* BEGIN *

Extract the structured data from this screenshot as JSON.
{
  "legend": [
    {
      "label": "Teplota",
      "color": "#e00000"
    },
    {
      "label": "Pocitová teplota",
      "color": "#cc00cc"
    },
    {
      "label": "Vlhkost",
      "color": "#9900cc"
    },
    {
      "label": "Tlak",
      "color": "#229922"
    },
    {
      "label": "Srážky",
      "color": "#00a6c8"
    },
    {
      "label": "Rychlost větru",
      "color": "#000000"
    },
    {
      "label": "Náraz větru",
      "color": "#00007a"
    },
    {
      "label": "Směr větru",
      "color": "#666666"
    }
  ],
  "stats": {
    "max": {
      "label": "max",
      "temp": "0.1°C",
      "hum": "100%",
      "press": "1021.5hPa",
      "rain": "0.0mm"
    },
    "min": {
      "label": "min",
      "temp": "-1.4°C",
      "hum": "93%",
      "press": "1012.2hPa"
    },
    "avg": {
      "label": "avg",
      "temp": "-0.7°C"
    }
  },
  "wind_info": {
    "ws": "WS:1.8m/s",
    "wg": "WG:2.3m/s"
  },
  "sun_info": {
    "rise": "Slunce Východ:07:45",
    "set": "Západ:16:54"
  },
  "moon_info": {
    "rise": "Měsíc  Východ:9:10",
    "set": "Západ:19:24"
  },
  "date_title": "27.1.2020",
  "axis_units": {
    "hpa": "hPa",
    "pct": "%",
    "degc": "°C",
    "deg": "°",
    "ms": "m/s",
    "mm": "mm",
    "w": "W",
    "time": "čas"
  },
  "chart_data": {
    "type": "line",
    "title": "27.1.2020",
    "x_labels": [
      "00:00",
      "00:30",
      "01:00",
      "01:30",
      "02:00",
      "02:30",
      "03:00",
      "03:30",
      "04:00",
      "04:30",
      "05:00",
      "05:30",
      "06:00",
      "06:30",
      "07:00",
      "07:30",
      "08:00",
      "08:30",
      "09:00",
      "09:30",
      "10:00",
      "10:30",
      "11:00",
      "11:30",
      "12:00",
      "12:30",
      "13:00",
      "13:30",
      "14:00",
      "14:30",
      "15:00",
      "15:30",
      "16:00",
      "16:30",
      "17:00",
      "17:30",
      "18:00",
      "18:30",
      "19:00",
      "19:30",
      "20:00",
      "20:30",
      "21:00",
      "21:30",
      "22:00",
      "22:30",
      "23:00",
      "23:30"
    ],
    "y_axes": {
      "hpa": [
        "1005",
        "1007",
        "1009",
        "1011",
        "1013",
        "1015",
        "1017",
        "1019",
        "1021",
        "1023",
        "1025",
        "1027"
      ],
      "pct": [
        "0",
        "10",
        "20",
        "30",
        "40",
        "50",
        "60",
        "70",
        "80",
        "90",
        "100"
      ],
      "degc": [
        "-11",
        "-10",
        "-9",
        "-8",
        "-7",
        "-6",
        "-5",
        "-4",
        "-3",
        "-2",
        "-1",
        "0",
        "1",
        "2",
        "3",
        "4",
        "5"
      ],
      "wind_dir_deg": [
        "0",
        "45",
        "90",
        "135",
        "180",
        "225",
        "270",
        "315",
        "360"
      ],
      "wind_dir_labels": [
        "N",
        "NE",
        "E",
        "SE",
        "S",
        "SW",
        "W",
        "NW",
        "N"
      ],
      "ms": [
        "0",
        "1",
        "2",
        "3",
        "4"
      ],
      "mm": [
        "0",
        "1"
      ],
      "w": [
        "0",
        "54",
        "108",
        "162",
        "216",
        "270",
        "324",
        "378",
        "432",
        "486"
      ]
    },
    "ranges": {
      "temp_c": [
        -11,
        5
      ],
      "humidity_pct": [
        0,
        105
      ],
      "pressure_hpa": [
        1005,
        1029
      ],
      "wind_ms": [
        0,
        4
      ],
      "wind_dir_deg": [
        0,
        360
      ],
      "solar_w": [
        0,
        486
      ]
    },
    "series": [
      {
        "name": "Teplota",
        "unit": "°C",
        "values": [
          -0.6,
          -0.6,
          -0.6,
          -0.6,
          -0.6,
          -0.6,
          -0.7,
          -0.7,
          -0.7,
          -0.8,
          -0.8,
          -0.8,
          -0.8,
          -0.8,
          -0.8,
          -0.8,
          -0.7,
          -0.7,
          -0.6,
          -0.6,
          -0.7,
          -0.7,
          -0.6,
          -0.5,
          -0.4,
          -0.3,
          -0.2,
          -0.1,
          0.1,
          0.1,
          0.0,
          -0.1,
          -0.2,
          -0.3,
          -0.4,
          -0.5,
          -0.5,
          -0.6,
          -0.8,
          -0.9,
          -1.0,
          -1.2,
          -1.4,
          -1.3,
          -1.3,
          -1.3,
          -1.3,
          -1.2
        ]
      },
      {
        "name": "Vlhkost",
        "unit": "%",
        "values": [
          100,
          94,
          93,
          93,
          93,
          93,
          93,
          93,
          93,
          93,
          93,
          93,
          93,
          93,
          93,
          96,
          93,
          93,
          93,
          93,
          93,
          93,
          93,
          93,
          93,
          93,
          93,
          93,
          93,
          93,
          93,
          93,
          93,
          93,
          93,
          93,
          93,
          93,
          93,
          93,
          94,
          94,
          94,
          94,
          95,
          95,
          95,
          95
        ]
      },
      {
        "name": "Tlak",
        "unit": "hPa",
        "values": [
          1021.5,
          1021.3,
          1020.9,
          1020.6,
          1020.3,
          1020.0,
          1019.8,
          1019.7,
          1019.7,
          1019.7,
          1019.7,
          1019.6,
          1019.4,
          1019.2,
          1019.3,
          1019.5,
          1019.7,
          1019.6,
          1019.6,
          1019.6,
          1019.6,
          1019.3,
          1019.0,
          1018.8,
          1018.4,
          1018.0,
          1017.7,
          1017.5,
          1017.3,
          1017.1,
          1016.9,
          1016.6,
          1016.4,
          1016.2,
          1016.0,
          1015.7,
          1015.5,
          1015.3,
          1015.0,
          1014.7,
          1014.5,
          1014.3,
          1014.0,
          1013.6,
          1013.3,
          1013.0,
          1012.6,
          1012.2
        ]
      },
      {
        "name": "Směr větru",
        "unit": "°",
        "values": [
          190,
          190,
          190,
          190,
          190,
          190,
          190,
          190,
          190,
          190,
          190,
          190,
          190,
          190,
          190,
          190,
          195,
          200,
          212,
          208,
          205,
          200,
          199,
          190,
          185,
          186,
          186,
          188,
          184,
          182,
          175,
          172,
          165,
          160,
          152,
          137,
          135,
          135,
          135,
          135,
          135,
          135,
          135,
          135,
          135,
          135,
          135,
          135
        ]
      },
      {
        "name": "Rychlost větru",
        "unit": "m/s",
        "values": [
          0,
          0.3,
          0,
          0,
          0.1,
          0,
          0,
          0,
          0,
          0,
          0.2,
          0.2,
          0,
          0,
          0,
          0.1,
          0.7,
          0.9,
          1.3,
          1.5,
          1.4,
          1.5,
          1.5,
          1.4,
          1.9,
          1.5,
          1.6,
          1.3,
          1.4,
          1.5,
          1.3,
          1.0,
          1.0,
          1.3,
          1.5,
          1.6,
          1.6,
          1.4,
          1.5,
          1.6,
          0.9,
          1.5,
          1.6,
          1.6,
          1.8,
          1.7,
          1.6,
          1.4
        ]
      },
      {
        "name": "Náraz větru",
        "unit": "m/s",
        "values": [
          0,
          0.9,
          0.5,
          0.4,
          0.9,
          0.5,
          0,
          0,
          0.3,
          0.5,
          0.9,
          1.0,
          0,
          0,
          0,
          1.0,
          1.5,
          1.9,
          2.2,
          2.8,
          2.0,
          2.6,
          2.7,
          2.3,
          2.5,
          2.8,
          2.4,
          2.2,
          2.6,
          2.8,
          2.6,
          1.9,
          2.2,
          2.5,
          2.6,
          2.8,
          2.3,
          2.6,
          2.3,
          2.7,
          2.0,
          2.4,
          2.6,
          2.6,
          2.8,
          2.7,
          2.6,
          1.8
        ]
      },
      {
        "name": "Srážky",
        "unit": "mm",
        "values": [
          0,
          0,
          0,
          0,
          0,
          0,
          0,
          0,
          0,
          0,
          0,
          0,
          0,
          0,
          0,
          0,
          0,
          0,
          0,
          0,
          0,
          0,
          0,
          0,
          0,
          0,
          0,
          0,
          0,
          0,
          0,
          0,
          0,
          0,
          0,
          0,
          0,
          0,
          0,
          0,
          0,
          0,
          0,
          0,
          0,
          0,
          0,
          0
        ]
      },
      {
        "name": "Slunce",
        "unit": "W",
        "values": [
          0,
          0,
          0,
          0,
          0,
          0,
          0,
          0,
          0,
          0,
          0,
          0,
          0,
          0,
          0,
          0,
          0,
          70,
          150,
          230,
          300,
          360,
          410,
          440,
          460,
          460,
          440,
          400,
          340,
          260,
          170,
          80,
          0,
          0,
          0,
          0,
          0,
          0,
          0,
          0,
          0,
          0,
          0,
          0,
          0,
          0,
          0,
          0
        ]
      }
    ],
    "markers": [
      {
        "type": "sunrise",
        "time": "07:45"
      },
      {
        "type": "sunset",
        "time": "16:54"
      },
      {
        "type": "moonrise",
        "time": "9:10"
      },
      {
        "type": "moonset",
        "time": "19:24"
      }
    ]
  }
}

* END *

*Short exercise*
Gather and return every line that holds the string "větru".

*Result*
      "label": "Rychlost větru",
      "label": "Náraz větru",
      "label": "Směr větru",
        "name": "Směr větru",
        "name": "Rychlost větru",
        "name": "Náraz větru",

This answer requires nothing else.